>> START

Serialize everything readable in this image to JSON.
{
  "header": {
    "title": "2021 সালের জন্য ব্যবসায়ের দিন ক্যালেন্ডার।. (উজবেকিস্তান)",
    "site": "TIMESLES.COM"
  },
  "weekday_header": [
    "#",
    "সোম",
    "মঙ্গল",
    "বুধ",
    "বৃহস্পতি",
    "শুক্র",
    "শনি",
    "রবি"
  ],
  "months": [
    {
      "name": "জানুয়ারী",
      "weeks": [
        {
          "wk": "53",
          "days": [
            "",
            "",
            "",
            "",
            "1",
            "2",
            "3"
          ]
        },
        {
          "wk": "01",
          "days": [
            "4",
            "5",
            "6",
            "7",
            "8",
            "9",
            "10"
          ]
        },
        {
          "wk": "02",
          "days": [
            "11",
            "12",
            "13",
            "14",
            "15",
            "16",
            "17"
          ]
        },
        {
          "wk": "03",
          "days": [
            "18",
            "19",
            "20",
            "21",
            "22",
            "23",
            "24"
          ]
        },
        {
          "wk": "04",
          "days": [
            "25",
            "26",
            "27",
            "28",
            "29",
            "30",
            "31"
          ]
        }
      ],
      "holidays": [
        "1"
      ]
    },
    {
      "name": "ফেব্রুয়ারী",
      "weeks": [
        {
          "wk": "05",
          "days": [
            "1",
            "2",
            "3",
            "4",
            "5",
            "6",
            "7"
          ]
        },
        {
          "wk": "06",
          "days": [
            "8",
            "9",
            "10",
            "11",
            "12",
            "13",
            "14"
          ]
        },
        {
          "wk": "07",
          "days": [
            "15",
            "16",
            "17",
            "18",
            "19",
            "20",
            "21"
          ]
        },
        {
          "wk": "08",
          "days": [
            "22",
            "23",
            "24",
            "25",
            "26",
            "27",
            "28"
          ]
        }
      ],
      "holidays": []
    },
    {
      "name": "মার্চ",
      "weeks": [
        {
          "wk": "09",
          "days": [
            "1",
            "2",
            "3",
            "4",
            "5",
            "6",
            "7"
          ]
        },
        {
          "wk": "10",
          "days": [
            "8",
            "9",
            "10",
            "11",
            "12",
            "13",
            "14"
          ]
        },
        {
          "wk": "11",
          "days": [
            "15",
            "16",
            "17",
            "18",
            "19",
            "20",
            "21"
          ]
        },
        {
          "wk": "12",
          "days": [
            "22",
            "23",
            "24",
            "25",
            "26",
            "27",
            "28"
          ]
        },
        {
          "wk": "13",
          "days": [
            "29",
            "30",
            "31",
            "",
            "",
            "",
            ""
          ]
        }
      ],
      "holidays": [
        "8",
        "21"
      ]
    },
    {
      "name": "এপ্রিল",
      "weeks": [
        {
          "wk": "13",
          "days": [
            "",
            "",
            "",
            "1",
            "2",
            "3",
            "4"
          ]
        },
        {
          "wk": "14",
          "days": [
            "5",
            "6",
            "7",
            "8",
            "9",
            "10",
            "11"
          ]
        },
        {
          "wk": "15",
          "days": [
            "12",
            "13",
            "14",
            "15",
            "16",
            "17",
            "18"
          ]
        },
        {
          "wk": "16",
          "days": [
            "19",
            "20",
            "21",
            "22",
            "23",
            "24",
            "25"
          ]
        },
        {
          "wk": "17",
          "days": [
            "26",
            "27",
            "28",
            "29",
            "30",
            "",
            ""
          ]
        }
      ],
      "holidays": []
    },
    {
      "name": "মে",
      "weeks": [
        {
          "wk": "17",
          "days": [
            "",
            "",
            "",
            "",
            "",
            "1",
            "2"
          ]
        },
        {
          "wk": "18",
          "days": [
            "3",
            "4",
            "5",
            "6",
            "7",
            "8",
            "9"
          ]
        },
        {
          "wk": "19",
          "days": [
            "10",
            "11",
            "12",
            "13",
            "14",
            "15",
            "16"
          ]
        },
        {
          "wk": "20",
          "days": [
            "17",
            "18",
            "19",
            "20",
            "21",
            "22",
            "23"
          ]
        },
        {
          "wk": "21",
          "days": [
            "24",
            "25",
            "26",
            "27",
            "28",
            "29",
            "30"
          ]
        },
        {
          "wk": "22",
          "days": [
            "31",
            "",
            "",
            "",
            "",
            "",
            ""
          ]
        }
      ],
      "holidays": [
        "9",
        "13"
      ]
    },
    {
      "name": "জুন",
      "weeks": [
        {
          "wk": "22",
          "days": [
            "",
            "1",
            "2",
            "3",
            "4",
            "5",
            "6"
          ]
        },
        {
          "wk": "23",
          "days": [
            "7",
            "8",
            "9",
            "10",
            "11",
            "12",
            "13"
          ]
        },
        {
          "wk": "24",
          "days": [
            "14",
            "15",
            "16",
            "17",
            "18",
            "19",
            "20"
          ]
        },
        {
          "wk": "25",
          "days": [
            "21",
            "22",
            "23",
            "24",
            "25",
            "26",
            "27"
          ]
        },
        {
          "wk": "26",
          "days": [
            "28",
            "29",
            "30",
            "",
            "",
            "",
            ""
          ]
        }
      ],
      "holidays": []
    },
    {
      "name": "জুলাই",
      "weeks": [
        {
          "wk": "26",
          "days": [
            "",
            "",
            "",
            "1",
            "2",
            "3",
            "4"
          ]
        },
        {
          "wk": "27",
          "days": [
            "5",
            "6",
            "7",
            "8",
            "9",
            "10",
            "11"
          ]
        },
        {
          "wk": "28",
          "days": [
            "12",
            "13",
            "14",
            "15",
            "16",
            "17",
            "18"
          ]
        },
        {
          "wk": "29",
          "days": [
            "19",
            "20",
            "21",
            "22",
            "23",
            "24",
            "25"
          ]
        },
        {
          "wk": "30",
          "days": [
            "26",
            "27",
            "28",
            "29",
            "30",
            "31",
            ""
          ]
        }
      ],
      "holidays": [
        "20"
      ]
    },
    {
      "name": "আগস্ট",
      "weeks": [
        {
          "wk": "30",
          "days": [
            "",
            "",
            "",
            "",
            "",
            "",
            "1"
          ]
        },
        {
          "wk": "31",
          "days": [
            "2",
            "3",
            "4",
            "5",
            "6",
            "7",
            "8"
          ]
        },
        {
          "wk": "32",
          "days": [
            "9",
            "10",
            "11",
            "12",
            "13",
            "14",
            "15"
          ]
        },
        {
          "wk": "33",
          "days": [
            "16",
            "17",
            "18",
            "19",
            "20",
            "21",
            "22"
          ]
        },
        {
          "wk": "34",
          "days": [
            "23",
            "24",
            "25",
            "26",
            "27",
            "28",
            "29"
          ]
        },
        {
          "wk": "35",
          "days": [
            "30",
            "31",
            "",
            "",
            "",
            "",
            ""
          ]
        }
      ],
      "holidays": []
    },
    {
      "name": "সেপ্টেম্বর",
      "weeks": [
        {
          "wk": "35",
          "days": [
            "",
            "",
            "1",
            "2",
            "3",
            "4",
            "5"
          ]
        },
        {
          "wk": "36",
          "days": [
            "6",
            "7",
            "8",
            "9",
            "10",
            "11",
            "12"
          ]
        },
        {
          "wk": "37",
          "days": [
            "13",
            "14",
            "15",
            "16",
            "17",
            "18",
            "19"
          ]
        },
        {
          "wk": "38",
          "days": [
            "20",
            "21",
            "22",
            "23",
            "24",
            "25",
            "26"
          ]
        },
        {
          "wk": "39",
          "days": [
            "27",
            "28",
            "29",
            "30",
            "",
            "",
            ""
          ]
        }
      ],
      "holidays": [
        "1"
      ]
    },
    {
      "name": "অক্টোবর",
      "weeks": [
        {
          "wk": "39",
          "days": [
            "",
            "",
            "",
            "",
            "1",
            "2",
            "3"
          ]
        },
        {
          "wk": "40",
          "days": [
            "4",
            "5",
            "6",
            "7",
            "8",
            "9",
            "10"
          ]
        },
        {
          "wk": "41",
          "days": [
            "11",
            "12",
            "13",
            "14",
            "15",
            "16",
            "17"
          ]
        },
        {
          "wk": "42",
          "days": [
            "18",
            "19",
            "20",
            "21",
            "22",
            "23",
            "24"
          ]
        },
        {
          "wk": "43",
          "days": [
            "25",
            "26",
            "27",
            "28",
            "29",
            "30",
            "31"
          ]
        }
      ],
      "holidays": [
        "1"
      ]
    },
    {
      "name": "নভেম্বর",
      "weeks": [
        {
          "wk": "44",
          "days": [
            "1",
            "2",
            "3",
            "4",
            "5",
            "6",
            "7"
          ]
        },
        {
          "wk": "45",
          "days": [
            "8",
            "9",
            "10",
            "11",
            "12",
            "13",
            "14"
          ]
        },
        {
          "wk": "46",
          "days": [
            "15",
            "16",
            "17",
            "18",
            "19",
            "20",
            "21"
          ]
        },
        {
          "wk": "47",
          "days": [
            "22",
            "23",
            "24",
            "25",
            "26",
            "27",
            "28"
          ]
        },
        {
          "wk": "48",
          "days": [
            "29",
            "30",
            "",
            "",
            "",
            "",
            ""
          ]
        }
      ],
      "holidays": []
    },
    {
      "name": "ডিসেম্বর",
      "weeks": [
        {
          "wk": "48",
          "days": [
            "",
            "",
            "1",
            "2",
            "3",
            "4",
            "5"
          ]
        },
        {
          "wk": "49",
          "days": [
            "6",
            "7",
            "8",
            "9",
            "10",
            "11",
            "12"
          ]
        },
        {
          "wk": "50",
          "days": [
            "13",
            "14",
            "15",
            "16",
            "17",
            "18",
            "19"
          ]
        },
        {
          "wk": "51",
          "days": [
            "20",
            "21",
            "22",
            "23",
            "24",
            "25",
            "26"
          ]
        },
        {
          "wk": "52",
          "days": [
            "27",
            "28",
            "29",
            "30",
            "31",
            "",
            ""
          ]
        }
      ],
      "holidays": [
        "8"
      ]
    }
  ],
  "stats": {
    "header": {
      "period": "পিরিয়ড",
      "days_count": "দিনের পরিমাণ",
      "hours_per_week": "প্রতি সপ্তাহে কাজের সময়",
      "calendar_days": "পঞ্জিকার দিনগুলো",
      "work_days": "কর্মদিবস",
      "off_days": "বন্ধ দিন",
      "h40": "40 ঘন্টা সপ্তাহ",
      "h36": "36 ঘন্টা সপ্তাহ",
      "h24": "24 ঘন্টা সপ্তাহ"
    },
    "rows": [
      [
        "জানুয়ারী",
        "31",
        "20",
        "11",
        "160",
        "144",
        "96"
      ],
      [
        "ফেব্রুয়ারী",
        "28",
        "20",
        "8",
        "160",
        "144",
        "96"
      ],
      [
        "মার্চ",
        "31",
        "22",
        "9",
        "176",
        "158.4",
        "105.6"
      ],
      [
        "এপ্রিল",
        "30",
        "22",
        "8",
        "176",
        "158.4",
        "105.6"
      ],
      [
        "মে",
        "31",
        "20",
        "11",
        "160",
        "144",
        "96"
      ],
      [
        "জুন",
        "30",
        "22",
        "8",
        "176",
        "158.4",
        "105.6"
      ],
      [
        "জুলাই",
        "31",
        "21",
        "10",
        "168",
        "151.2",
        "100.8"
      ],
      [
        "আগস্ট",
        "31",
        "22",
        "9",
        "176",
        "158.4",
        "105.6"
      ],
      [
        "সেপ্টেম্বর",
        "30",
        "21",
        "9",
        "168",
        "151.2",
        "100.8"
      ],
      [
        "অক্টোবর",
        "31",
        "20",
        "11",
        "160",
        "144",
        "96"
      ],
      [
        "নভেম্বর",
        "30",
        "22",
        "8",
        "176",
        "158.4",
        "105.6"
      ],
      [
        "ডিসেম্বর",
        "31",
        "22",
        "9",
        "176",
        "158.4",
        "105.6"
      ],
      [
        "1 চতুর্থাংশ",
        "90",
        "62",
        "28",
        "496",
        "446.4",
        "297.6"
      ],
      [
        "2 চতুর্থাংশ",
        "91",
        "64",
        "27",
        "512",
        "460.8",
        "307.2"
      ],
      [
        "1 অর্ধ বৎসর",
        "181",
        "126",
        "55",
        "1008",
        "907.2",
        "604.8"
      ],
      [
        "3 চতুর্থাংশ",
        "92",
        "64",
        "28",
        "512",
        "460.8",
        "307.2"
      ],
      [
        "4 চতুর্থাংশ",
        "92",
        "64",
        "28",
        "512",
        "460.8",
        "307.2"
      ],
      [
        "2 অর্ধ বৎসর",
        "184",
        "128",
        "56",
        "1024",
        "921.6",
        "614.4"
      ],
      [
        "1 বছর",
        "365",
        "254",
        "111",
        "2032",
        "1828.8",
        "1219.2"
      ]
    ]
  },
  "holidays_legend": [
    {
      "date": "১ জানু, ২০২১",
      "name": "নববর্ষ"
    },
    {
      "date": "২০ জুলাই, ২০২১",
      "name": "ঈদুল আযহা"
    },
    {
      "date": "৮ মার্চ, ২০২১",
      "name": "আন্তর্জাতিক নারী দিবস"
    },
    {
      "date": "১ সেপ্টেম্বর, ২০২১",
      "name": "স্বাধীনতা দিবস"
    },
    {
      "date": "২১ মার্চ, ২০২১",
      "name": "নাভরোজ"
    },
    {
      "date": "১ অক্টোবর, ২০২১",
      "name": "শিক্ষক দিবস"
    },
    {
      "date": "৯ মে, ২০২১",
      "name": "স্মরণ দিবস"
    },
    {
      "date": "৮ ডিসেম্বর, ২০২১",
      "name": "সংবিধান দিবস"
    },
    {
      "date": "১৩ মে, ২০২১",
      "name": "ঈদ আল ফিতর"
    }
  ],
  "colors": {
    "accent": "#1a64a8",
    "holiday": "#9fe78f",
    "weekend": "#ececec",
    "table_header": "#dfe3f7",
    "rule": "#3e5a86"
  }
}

>> END

Exercise aim
In the records above, how many lines include "date"? Give that number and nothing more.

Response
9